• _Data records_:
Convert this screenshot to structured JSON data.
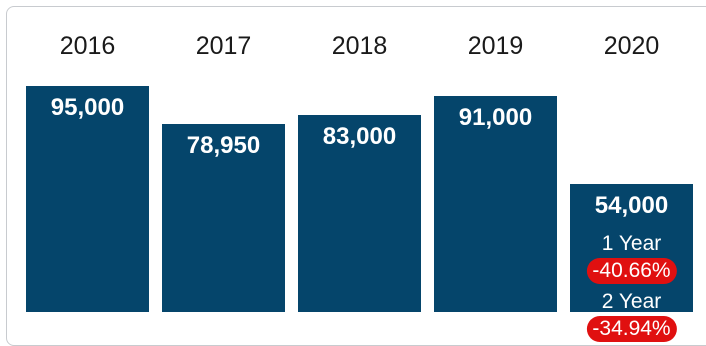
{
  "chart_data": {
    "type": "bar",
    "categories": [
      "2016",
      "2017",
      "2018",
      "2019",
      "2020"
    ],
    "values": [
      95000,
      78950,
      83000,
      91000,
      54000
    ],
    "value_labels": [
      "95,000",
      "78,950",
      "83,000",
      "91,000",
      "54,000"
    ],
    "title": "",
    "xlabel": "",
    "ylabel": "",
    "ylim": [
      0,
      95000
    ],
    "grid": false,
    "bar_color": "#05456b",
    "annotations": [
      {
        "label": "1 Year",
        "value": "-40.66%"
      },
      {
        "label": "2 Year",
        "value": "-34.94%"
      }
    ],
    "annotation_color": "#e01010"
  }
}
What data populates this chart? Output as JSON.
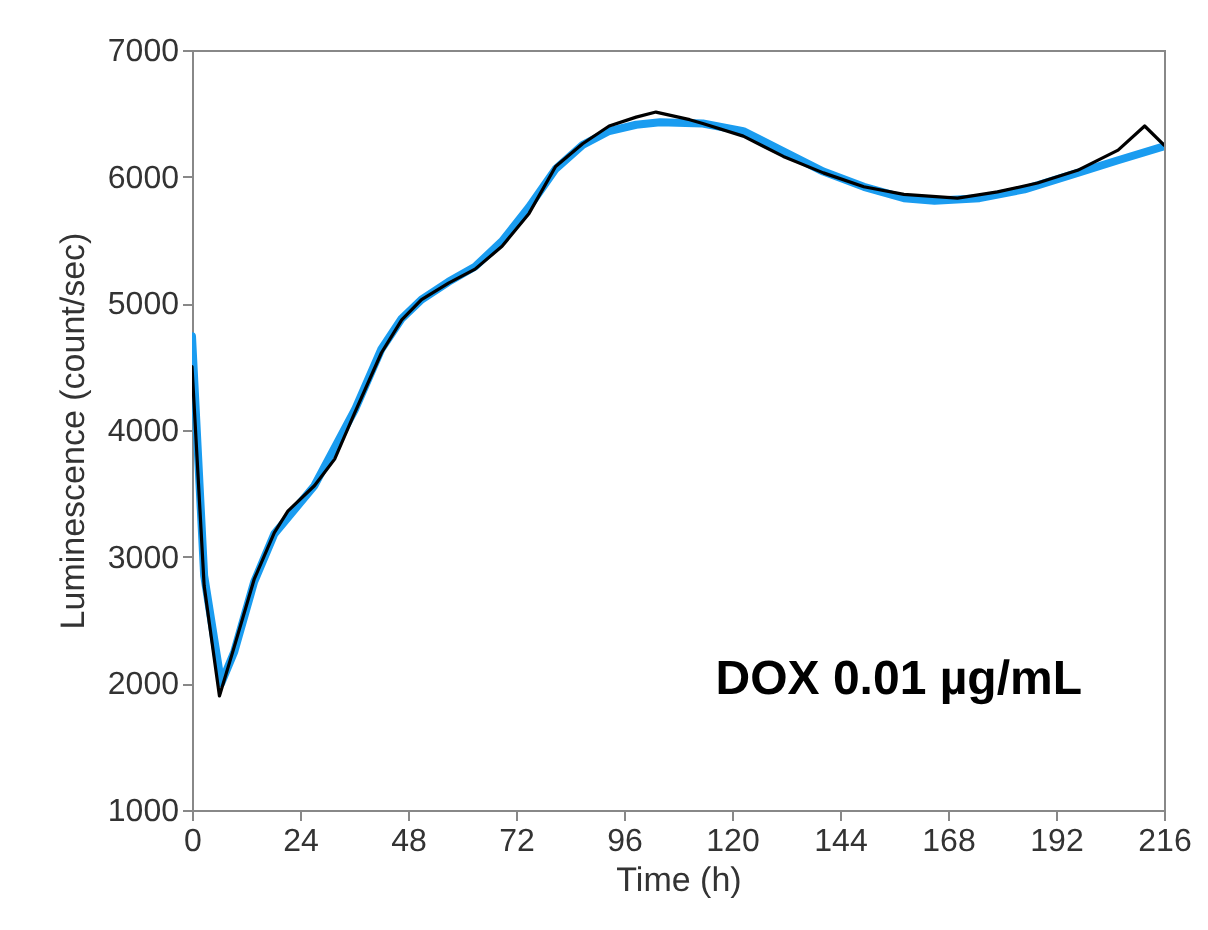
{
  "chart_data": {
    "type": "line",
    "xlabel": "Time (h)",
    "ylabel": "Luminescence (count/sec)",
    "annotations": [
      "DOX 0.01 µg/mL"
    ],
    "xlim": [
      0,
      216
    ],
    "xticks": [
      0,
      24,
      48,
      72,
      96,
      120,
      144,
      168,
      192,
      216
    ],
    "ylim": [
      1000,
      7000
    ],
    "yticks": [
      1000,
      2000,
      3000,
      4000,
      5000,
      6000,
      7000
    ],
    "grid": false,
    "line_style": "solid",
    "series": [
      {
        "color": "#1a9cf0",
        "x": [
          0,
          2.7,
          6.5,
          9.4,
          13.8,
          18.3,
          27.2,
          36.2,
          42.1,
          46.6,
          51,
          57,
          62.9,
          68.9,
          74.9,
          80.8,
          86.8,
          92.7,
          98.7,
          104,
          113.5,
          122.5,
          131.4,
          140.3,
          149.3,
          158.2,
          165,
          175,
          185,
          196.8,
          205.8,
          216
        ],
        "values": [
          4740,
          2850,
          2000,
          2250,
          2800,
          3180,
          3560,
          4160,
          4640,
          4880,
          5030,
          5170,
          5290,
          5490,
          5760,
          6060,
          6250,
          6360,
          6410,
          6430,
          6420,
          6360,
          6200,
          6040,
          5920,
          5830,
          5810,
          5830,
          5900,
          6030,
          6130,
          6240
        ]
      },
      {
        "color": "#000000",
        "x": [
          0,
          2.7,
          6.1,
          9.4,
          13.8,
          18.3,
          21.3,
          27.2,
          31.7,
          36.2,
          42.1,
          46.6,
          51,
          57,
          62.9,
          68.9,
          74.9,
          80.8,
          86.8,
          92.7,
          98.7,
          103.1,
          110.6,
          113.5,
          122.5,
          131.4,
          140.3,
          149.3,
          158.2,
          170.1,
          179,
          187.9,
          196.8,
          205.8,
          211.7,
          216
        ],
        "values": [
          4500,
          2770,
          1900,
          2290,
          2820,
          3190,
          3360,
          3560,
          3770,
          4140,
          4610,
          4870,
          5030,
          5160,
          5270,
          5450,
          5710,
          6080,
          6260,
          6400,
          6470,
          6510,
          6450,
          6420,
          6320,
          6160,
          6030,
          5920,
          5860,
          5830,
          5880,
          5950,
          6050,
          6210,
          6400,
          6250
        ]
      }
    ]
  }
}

• _SHORT EXERCISE_: Repeat the records above exactly, omitting every picture.

• _FINISHED TASK_:
Convert this screenshot to structured JSON data.
{
  "chart_data": {
    "type": "bar",
    "categories": [
      "2016",
      "2017",
      "2018",
      "2019",
      "2020"
    ],
    "values": [
      95000,
      78950,
      83000,
      91000,
      54000
    ],
    "value_labels": [
      "95,000",
      "78,950",
      "83,000",
      "91,000",
      "54,000"
    ],
    "title": "",
    "xlabel": "",
    "ylabel": "",
    "ylim": [
      0,
      95000
    ],
    "grid": false,
    "bar_color": "#05456b",
    "annotations": [
      {
        "label": "1 Year",
        "value": "-40.66%"
      },
      {
        "label": "2 Year",
        "value": "-34.94%"
      }
    ],
    "annotation_color": "#e01010"
  }
}
What data populates this chart? Output as JSON.
{
  "chart_data": {
    "type": "line",
    "xlabel": "Time (h)",
    "ylabel": "Luminescence (count/sec)",
    "annotations": [
      "DOX 0.01 µg/mL"
    ],
    "xlim": [
      0,
      216
    ],
    "xticks": [
      0,
      24,
      48,
      72,
      96,
      120,
      144,
      168,
      192,
      216
    ],
    "ylim": [
      1000,
      7000
    ],
    "yticks": [
      1000,
      2000,
      3000,
      4000,
      5000,
      6000,
      7000
    ],
    "grid": false,
    "line_style": "solid",
    "series": [
      {
        "color": "#1a9cf0",
        "x": [
          0,
          2.7,
          6.5,
          9.4,
          13.8,
          18.3,
          27.2,
          36.2,
          42.1,
          46.6,
          51,
          57,
          62.9,
          68.9,
          74.9,
          80.8,
          86.8,
          92.7,
          98.7,
          104,
          113.5,
          122.5,
          131.4,
          140.3,
          149.3,
          158.2,
          165,
          175,
          185,
          196.8,
          205.8,
          216
        ],
        "values": [
          4740,
          2850,
          2000,
          2250,
          2800,
          3180,
          3560,
          4160,
          4640,
          4880,
          5030,
          5170,
          5290,
          5490,
          5760,
          6060,
          6250,
          6360,
          6410,
          6430,
          6420,
          6360,
          6200,
          6040,
          5920,
          5830,
          5810,
          5830,
          5900,
          6030,
          6130,
          6240
        ]
      },
      {
        "color": "#000000",
        "x": [
          0,
          2.7,
          6.1,
          9.4,
          13.8,
          18.3,
          21.3,
          27.2,
          31.7,
          36.2,
          42.1,
          46.6,
          51,
          57,
          62.9,
          68.9,
          74.9,
          80.8,
          86.8,
          92.7,
          98.7,
          103.1,
          110.6,
          113.5,
          122.5,
          131.4,
          140.3,
          149.3,
          158.2,
          170.1,
          179,
          187.9,
          196.8,
          205.8,
          211.7,
          216
        ],
        "values": [
          4500,
          2770,
          1900,
          2290,
          2820,
          3190,
          3360,
          3560,
          3770,
          4140,
          4610,
          4870,
          5030,
          5160,
          5270,
          5450,
          5710,
          6080,
          6260,
          6400,
          6470,
          6510,
          6450,
          6420,
          6320,
          6160,
          6030,
          5920,
          5860,
          5830,
          5880,
          5950,
          6050,
          6210,
          6400,
          6250
        ]
      }
    ]
  }
}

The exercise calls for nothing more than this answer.